Extracted records
┄┄┄┄┄┄

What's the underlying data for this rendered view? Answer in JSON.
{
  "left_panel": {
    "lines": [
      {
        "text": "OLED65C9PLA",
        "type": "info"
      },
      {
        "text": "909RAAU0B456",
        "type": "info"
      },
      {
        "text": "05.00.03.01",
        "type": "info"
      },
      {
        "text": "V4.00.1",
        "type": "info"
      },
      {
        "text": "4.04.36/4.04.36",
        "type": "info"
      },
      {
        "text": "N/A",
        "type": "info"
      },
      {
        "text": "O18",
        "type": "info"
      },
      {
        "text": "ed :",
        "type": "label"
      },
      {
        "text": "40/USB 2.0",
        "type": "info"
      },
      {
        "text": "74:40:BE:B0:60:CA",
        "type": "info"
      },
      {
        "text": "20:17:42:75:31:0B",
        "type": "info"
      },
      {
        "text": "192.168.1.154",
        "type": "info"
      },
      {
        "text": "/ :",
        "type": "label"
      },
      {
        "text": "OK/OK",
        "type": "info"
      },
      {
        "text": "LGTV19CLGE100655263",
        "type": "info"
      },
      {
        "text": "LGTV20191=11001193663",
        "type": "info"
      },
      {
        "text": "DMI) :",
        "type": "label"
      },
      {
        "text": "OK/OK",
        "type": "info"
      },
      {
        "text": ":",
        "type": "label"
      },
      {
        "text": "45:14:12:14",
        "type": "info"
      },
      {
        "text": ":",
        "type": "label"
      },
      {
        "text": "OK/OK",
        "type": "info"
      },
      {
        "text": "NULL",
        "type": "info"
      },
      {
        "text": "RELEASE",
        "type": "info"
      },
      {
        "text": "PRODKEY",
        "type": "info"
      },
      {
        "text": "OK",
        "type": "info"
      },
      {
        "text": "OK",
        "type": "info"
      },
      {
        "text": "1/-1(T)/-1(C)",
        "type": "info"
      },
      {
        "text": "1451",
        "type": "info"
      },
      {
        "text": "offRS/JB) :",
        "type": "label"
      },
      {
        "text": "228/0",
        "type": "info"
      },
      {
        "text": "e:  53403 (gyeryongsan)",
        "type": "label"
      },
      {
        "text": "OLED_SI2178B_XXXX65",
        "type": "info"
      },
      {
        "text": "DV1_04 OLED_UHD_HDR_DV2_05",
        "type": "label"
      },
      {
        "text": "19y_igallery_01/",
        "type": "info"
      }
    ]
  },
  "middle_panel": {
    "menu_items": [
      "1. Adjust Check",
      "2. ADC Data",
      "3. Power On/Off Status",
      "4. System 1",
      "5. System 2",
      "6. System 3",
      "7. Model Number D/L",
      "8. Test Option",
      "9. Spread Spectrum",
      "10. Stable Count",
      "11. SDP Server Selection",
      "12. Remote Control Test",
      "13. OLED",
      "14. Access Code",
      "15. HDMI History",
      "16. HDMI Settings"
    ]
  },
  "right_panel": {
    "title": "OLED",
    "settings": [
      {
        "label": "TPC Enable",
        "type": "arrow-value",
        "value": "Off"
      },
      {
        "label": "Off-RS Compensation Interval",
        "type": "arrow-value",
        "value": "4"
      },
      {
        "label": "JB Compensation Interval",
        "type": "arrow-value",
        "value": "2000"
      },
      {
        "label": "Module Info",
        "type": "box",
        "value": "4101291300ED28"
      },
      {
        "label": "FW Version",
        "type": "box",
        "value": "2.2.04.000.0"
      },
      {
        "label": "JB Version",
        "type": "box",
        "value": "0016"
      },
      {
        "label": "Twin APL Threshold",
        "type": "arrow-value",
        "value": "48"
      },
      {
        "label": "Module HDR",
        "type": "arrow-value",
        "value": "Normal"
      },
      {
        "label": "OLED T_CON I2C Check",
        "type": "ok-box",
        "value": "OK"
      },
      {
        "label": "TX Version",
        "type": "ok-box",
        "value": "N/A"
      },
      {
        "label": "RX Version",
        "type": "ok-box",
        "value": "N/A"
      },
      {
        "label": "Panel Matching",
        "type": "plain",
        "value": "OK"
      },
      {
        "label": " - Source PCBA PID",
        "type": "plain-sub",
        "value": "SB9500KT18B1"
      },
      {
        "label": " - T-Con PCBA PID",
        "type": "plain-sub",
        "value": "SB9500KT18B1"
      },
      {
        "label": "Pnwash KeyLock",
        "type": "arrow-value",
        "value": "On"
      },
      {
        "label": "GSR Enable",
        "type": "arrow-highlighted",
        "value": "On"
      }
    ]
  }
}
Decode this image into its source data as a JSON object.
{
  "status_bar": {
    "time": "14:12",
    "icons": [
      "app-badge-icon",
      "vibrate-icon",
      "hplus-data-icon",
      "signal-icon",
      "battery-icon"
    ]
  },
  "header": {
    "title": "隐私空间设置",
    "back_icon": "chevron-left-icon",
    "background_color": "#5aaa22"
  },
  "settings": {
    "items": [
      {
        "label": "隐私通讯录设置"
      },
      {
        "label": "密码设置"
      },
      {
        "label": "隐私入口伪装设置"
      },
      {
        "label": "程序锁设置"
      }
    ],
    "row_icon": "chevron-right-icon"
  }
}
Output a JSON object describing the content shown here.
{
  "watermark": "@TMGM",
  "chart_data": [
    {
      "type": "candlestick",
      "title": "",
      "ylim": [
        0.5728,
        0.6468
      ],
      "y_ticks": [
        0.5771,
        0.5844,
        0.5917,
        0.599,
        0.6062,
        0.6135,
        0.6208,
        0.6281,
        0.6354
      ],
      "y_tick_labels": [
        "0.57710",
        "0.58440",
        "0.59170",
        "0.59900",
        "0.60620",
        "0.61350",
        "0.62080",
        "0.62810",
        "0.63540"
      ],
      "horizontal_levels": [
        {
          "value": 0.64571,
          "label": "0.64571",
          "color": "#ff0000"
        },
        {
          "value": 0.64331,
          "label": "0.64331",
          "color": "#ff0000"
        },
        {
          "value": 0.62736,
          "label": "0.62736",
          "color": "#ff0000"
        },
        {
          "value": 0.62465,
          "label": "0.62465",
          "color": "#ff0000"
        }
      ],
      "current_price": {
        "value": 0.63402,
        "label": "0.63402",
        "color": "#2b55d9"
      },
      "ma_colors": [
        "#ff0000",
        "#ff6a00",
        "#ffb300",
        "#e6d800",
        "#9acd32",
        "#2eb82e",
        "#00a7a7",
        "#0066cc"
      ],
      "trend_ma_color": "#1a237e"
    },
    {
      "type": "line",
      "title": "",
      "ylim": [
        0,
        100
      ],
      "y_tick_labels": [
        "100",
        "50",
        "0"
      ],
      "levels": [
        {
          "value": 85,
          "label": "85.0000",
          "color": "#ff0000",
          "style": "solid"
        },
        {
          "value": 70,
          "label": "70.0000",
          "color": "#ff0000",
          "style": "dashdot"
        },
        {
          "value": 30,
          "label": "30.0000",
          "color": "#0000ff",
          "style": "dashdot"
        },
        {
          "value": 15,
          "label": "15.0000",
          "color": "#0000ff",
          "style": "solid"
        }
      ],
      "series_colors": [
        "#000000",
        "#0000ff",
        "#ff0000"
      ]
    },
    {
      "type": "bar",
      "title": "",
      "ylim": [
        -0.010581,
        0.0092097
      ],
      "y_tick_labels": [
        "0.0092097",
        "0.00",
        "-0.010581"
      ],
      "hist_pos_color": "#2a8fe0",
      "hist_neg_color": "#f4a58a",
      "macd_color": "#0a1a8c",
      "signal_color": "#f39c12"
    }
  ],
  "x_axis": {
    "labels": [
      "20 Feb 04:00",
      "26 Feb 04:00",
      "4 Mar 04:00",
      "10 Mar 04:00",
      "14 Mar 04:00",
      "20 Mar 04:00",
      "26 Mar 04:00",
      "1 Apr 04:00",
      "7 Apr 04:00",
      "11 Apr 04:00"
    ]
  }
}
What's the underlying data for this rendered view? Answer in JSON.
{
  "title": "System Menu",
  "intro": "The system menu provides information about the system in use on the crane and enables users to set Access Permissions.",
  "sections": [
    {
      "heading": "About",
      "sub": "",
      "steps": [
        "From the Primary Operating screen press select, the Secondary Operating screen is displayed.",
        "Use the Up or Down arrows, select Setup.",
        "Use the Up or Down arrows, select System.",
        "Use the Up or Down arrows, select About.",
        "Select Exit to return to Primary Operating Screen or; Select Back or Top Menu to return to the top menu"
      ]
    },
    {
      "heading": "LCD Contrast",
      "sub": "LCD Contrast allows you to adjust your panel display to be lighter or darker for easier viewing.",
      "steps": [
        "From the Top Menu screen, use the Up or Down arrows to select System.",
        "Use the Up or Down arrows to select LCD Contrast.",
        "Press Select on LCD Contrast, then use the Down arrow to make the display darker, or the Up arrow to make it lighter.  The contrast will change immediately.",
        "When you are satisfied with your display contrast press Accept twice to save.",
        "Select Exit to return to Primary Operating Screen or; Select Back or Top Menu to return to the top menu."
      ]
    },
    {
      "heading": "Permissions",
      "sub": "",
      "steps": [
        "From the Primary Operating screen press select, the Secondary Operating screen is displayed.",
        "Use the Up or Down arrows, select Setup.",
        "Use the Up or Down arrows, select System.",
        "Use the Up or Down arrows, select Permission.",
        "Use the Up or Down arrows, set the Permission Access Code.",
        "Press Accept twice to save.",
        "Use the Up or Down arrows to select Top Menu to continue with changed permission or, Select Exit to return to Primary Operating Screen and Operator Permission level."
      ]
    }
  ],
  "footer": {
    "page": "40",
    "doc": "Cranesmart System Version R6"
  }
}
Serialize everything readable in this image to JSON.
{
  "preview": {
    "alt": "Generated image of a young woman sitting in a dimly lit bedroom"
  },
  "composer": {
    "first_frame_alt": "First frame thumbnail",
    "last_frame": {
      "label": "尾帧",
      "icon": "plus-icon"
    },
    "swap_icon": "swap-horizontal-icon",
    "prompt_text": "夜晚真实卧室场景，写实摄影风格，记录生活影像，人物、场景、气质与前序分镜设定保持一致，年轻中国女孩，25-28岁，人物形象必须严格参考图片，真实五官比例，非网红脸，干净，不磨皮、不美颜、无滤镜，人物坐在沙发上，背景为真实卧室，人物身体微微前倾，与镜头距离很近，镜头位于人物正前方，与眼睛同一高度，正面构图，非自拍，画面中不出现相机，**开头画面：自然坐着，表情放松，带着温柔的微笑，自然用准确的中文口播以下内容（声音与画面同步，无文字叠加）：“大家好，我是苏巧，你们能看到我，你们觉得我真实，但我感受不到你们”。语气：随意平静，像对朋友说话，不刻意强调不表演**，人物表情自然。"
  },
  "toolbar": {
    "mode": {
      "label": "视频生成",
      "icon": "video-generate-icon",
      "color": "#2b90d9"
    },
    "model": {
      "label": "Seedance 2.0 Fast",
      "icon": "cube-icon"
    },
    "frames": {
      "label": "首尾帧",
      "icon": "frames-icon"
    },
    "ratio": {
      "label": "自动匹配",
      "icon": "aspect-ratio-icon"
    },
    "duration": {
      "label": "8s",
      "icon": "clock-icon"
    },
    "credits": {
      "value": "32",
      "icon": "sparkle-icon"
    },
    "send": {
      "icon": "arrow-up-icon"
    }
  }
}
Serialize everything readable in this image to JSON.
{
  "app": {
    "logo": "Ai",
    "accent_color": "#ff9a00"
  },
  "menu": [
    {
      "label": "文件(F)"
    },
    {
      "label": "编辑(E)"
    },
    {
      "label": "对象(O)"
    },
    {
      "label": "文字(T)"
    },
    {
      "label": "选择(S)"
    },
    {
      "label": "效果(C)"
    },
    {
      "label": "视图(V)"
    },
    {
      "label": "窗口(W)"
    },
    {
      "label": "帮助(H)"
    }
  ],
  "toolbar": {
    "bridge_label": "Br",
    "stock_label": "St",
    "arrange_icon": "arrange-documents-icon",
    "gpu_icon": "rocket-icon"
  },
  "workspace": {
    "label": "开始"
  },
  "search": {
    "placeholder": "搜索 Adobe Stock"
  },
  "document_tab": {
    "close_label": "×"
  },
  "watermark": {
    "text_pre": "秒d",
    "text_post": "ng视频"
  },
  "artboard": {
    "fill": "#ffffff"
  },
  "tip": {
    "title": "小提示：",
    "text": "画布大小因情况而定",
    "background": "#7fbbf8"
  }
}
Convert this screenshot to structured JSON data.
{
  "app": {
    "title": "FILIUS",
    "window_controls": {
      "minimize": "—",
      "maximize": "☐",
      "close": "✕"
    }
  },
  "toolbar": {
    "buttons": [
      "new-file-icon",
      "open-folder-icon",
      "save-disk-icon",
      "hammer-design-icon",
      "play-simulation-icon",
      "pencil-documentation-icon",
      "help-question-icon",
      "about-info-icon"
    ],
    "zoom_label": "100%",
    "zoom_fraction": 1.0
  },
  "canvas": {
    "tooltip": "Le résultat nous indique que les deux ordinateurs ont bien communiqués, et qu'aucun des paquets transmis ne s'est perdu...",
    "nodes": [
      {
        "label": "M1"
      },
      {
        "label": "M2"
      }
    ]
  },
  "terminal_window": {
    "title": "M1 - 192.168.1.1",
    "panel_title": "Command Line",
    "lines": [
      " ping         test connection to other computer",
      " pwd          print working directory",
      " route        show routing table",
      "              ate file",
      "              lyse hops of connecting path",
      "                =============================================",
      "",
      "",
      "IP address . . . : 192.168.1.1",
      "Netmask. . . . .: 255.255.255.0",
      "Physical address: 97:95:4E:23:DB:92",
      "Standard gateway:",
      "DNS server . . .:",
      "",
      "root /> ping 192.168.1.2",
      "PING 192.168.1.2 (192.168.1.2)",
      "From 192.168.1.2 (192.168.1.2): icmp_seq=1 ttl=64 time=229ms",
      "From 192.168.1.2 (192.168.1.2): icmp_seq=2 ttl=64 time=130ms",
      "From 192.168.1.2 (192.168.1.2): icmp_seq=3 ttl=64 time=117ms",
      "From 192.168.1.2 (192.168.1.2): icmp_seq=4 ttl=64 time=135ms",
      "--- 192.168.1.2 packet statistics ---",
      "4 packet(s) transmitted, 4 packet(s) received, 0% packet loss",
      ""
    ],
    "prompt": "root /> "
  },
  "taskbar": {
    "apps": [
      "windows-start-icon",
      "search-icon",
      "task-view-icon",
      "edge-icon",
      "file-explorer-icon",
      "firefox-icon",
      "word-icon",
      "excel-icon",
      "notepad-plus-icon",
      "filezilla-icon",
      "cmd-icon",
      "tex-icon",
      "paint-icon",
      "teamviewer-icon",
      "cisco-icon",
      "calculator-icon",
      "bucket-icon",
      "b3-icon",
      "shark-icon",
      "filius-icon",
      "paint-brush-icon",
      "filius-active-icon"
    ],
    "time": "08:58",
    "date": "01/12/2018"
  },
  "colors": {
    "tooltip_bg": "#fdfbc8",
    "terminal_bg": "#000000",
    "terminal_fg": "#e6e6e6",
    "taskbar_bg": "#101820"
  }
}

┄┄┄┄┄┄

Exercise description
Copy out every line with the word "PCBA".

Exercise response
        "label": " - Source PCBA PID",
        "label": " - T-Con PCBA PID",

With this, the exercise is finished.